- STATED PROBLEM
Find the lines below that contain the string "ΝΙΚΟΛΑΟΣ". Copy each one.

Start of SOURCE RECORDS

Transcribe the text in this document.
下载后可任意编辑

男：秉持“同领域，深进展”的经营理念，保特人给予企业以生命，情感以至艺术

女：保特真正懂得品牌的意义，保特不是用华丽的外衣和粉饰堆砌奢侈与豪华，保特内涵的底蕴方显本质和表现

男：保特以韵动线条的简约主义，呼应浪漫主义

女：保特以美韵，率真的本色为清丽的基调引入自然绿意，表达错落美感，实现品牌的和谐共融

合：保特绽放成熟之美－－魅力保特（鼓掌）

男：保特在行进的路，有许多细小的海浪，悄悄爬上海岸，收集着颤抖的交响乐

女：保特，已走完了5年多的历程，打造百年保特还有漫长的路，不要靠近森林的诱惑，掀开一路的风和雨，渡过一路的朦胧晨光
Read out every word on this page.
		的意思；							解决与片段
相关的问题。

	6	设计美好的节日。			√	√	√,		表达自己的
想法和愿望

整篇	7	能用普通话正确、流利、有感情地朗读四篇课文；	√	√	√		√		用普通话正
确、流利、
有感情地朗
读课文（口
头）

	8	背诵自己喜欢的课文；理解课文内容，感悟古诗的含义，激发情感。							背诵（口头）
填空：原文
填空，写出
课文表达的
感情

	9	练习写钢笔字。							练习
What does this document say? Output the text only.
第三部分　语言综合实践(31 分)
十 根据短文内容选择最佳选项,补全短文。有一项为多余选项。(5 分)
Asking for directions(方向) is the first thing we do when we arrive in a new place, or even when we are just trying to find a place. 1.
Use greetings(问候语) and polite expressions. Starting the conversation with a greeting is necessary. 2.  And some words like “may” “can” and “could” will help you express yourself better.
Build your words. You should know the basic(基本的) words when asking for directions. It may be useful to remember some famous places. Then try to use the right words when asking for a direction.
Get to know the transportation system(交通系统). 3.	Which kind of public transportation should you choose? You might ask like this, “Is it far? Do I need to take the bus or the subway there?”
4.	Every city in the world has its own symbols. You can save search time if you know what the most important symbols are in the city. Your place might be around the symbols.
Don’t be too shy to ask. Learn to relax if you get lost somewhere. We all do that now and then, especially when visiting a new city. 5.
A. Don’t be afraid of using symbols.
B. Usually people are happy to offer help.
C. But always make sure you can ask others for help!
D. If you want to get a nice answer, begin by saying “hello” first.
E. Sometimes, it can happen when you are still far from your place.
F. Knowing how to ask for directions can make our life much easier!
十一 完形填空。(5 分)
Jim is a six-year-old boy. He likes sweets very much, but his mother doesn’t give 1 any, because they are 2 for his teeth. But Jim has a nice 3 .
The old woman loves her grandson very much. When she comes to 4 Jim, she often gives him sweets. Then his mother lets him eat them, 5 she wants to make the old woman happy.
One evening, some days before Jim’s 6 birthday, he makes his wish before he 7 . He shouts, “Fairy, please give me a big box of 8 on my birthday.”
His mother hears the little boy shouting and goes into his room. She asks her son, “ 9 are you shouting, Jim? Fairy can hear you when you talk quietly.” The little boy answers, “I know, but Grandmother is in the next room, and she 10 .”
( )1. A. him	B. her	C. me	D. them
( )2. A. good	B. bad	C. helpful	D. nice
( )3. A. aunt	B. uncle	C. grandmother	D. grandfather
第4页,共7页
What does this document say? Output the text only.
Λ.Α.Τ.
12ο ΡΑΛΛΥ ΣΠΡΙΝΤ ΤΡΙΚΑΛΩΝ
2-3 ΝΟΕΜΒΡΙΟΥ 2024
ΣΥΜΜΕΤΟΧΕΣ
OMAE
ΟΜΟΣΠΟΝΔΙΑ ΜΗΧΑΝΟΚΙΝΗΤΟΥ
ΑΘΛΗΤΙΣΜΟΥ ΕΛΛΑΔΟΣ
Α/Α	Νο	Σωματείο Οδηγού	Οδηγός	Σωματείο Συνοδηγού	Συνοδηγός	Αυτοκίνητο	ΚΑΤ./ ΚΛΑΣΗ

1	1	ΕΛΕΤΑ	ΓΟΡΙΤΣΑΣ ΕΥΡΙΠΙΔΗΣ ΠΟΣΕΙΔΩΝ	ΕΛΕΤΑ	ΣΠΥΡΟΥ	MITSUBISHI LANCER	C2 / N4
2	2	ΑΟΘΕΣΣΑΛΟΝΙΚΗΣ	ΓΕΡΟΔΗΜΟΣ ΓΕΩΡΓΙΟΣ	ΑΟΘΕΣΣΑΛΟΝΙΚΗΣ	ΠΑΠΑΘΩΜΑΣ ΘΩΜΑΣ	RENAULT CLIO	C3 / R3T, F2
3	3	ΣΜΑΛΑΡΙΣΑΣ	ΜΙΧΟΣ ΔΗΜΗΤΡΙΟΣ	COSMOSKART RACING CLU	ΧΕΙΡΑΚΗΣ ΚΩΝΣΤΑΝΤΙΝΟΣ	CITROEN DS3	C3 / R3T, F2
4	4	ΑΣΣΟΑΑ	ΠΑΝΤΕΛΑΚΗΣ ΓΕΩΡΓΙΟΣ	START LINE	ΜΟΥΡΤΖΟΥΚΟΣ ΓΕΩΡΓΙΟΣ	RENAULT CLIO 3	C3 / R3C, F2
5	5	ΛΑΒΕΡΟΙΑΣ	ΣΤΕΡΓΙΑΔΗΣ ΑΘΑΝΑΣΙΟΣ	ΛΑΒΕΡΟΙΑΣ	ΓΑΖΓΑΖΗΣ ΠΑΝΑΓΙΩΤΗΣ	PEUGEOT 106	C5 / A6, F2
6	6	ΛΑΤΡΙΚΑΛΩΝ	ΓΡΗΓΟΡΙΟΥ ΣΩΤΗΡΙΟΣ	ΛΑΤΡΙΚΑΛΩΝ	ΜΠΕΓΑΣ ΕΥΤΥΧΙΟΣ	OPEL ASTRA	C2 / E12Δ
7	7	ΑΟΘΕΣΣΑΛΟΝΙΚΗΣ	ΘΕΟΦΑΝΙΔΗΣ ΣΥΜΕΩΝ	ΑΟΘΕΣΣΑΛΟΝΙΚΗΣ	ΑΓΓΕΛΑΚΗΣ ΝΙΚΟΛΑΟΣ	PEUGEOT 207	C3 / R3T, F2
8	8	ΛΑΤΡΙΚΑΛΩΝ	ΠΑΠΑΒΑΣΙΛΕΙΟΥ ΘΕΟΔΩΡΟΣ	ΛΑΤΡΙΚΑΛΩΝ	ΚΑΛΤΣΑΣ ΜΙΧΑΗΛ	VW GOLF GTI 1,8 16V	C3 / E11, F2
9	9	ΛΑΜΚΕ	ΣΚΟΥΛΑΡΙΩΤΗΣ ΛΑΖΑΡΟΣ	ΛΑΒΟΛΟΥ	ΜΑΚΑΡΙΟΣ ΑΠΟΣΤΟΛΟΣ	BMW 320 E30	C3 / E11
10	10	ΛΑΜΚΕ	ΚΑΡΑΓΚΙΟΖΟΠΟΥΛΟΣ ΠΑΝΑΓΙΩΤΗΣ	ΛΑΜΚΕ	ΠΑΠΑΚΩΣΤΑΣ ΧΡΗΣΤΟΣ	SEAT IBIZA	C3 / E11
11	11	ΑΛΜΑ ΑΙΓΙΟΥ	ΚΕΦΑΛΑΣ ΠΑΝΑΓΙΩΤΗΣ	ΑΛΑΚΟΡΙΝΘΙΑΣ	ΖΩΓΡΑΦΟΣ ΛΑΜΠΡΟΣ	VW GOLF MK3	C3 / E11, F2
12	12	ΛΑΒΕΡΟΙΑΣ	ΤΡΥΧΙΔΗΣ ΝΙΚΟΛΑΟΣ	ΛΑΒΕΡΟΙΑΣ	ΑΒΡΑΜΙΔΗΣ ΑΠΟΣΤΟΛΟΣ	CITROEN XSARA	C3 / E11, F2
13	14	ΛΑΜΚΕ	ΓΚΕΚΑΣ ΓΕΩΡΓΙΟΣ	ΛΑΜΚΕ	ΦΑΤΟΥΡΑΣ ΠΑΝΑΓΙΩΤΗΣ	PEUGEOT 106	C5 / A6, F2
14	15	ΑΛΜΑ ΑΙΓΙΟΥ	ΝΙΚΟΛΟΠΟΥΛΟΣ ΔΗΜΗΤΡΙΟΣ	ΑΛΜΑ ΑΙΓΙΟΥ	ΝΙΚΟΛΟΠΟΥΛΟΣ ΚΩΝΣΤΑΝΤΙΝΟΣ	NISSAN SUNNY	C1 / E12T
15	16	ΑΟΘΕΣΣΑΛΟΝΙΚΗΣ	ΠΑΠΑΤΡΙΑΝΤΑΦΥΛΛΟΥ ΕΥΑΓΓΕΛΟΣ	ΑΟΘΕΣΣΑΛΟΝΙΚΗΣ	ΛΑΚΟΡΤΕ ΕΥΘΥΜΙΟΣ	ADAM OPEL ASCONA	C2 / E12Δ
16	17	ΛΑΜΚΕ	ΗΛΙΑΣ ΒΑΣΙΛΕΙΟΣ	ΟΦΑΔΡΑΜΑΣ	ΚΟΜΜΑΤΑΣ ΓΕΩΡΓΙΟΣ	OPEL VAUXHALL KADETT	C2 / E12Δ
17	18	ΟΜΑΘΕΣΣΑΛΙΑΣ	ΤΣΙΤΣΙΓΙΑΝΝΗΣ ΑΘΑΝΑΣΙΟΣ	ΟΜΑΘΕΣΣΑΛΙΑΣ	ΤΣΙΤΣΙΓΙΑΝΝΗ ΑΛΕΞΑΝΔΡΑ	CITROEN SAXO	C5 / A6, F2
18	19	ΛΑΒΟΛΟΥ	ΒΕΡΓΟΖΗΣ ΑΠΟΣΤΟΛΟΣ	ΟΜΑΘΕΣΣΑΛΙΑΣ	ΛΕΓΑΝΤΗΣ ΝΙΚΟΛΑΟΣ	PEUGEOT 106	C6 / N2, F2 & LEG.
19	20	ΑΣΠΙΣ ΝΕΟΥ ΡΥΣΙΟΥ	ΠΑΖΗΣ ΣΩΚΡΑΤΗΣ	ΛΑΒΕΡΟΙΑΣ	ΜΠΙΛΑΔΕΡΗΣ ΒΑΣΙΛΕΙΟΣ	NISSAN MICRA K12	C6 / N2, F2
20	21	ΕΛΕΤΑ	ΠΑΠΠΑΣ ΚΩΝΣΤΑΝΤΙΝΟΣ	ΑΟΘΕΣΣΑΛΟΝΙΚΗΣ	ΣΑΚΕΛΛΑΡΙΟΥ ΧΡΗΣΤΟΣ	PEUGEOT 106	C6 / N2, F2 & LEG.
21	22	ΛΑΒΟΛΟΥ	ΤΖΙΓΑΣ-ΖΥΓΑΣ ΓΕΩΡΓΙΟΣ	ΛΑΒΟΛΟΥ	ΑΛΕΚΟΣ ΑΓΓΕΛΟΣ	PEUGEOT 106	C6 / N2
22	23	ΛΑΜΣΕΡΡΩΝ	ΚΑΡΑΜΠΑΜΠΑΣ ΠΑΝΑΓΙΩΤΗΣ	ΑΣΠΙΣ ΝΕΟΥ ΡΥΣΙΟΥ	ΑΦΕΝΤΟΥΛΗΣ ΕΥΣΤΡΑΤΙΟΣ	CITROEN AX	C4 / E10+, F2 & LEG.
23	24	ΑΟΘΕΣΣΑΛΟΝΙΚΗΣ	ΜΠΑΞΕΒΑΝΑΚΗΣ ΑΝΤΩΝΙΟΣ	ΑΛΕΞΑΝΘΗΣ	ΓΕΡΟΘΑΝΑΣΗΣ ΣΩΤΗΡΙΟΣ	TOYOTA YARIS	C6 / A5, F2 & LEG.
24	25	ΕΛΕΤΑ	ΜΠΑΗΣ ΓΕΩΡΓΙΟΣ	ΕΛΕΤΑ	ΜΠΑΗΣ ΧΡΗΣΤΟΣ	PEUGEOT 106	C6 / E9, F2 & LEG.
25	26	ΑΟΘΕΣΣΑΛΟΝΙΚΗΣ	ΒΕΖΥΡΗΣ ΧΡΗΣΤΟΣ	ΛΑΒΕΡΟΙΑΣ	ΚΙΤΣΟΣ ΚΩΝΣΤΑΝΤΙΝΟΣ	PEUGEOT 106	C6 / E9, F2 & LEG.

End of SOURCE RECORDS

- PROBLEM SOLUTION
7	7	ΑΟΘΕΣΣΑΛΟΝΙΚΗΣ	ΘΕΟΦΑΝΙΔΗΣ ΣΥΜΕΩΝ	ΑΟΘΕΣΣΑΛΟΝΙΚΗΣ	ΑΓΓΕΛΑΚΗΣ ΝΙΚΟΛΑΟΣ	PEUGEOT 207	C3 / R3T, F2
12	12	ΛΑΒΕΡΟΙΑΣ	ΤΡΥΧΙΔΗΣ ΝΙΚΟΛΑΟΣ	ΛΑΒΕΡΟΙΑΣ	ΑΒΡΑΜΙΔΗΣ ΑΠΟΣΤΟΛΟΣ	CITROEN XSARA	C3 / E11, F2
18	19	ΛΑΒΟΛΟΥ	ΒΕΡΓΟΖΗΣ ΑΠΟΣΤΟΛΟΣ	ΟΜΑΘΕΣΣΑΛΙΑΣ	ΛΕΓΑΝΤΗΣ ΝΙΚΟΛΑΟΣ	PEUGEOT 106	C6 / N2, F2 & LEG.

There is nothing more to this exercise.